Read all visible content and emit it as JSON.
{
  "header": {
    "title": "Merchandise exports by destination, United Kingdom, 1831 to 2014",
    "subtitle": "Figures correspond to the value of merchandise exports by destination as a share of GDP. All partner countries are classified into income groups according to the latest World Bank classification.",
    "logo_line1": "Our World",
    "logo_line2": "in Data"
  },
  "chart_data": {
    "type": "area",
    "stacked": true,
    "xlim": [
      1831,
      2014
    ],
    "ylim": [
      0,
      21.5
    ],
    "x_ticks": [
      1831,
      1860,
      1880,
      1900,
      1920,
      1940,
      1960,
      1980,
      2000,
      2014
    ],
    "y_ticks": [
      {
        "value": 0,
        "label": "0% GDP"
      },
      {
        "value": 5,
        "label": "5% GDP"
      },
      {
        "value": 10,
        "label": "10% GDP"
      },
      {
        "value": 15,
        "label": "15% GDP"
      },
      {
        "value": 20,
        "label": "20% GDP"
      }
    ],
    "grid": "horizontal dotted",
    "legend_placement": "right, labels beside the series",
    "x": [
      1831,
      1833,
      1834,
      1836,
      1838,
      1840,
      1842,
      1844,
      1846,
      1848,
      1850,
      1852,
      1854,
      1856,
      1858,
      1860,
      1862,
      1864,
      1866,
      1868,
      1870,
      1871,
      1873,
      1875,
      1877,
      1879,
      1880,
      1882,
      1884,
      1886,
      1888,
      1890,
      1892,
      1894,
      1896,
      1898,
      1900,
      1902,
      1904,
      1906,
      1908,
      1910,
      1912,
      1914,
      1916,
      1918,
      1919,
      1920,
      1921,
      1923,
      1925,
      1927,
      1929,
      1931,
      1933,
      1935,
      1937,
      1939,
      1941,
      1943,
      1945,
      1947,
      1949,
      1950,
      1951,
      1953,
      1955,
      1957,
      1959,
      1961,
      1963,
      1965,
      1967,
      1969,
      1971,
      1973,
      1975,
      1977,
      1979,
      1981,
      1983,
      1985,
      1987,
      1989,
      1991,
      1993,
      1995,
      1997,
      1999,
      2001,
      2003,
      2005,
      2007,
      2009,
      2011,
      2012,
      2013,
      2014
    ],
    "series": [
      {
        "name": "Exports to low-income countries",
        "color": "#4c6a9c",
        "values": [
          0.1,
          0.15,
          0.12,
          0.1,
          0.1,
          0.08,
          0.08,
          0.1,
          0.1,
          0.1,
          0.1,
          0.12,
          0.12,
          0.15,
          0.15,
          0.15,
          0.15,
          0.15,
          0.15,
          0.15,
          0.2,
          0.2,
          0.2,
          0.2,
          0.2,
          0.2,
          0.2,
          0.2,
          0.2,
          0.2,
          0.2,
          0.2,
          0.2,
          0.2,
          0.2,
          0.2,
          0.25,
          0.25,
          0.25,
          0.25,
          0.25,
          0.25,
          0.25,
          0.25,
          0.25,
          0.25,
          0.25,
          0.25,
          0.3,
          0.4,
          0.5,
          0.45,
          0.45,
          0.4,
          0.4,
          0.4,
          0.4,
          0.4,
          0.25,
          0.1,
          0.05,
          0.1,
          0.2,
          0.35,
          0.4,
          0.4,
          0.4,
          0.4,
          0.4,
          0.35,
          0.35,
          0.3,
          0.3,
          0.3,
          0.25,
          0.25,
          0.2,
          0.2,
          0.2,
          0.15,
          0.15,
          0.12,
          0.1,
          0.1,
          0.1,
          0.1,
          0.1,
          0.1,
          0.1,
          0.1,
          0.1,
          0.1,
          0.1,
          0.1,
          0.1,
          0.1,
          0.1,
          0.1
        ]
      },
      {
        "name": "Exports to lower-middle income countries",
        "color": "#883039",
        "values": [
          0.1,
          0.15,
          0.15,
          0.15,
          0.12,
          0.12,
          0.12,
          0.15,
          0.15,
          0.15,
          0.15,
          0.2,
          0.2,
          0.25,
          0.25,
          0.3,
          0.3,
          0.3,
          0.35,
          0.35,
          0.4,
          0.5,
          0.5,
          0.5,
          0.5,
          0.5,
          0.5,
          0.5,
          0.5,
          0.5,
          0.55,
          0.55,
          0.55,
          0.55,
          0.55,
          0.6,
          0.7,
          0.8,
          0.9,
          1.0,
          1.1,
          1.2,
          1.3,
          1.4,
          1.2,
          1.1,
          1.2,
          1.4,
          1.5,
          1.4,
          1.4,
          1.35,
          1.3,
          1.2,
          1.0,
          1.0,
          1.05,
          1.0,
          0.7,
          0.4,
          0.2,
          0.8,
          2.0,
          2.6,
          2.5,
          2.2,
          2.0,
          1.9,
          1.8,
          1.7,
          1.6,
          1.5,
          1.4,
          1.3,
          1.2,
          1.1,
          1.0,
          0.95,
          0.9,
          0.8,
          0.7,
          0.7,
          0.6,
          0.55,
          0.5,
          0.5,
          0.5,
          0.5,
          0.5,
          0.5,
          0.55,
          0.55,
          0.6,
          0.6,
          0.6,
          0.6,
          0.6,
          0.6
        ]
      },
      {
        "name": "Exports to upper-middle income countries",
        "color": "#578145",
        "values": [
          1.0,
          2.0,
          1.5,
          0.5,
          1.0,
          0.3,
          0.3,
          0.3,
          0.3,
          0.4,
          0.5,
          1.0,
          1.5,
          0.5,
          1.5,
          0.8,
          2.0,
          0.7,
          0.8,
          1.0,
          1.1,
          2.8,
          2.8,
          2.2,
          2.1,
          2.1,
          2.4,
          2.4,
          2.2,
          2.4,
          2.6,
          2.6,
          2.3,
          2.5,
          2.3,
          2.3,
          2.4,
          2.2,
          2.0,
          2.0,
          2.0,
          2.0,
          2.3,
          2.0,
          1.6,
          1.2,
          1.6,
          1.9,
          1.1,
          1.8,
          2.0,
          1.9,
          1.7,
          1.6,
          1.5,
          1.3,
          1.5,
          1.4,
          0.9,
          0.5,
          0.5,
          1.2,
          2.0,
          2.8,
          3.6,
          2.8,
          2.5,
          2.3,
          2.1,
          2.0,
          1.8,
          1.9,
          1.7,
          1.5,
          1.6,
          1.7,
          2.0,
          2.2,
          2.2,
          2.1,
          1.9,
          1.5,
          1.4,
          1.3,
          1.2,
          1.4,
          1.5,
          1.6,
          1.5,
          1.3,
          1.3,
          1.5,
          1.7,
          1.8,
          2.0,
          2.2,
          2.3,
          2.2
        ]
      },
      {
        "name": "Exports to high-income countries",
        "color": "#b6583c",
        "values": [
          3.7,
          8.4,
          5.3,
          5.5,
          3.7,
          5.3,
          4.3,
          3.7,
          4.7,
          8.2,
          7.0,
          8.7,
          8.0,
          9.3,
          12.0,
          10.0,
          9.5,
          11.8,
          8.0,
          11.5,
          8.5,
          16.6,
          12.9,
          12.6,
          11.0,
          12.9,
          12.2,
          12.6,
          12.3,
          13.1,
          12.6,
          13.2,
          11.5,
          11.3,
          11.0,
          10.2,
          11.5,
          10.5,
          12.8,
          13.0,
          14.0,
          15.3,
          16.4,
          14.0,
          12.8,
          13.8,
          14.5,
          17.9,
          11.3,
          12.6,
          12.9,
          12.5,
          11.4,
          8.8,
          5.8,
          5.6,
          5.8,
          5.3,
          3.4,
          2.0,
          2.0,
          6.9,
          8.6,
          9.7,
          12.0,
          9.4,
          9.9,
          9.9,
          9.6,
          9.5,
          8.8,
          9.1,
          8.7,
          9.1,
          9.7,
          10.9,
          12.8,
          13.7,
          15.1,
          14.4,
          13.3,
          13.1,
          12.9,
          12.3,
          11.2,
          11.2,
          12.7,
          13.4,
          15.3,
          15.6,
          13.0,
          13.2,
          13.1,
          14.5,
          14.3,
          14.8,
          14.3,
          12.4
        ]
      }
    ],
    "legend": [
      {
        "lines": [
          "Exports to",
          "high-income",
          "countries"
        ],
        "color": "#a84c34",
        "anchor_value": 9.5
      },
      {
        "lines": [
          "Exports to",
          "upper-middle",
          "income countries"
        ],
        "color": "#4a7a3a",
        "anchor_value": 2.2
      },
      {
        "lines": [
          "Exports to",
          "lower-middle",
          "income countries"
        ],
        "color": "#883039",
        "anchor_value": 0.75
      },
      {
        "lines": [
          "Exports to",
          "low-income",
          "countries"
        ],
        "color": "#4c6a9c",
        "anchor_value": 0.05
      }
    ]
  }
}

::::::::

▶ Description of the task:
Only lines holding the string "World" are wanted; gather each one from the entries above.

▶ Final result:
    "subtitle": "Figures correspond to the value of merchandise exports by destination as a share of GDP. All partner countries are classified into income groups according to the latest World Bank classification.",
    "logo_line1": "Our World",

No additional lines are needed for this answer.